#### Stated goal:
Go through the listing below and list every line with "être".

**********

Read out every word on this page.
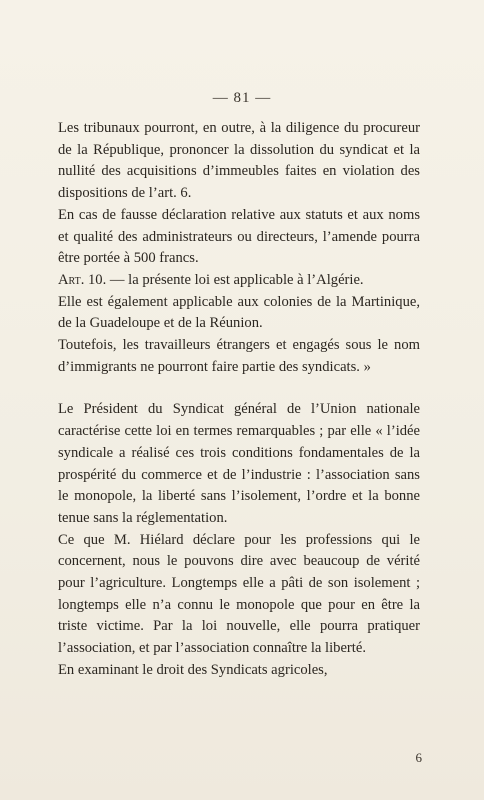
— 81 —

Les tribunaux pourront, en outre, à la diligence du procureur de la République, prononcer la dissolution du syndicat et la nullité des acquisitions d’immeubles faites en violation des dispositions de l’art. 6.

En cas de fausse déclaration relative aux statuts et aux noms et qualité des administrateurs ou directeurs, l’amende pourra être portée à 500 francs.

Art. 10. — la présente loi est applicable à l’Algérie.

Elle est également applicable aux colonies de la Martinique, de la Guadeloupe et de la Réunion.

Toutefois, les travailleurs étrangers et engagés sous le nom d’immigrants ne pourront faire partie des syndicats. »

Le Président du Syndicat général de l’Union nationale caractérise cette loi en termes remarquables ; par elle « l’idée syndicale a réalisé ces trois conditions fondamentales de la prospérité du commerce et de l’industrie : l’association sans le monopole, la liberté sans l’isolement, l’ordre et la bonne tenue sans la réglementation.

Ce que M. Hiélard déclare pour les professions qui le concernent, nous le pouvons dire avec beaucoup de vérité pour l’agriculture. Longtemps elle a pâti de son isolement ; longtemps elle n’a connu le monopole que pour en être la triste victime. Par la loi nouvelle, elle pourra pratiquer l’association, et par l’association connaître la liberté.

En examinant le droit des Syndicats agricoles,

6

**********

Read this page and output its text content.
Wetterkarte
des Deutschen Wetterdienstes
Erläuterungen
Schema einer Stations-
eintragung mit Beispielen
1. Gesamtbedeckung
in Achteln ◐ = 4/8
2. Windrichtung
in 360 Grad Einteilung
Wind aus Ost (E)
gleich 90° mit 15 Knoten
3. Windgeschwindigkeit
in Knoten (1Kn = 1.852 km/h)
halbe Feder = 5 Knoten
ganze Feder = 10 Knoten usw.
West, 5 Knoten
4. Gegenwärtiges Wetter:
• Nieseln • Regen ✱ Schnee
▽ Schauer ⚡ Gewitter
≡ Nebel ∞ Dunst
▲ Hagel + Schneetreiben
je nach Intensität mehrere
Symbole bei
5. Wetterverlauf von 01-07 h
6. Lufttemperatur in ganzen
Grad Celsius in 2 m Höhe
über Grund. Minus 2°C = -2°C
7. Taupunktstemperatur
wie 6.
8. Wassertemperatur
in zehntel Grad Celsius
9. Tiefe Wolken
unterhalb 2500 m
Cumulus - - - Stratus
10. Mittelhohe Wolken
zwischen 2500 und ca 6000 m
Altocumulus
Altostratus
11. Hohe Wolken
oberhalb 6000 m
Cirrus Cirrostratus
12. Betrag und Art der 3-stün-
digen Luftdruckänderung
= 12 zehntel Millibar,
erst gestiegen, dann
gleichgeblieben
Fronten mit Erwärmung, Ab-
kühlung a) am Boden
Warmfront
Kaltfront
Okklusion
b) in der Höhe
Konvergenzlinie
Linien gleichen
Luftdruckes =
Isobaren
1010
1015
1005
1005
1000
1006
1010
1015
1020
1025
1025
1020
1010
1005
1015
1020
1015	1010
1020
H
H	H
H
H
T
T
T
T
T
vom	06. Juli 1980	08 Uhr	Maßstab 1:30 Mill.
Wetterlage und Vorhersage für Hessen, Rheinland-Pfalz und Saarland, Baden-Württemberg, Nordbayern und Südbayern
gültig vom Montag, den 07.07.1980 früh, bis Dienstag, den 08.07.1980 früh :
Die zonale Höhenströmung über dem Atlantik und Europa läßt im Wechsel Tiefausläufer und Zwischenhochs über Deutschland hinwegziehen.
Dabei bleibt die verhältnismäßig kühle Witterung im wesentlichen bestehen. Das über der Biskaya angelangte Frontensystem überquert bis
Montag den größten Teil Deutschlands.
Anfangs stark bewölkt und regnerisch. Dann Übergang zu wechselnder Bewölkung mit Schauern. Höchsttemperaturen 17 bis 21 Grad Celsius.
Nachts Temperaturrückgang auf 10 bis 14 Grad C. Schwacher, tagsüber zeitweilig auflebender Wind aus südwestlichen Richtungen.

**********

#### Output for this exercise:
En cas de fausse déclaration relative aux statuts et aux noms et qualité des administrateurs ou directeurs, l’amende pourra être portée à 500 francs.
Ce que M. Hiélard déclare pour les professions qui le concernent, nous le pouvons dire avec beaucoup de vérité pour l’agriculture. Longtemps elle a pâti de son isolement ; longtemps elle n’a connu le monopole que pour en être la triste victime. Par la loi nouvelle, elle pourra pratiquer l’association, et par l’association connaître la liberté.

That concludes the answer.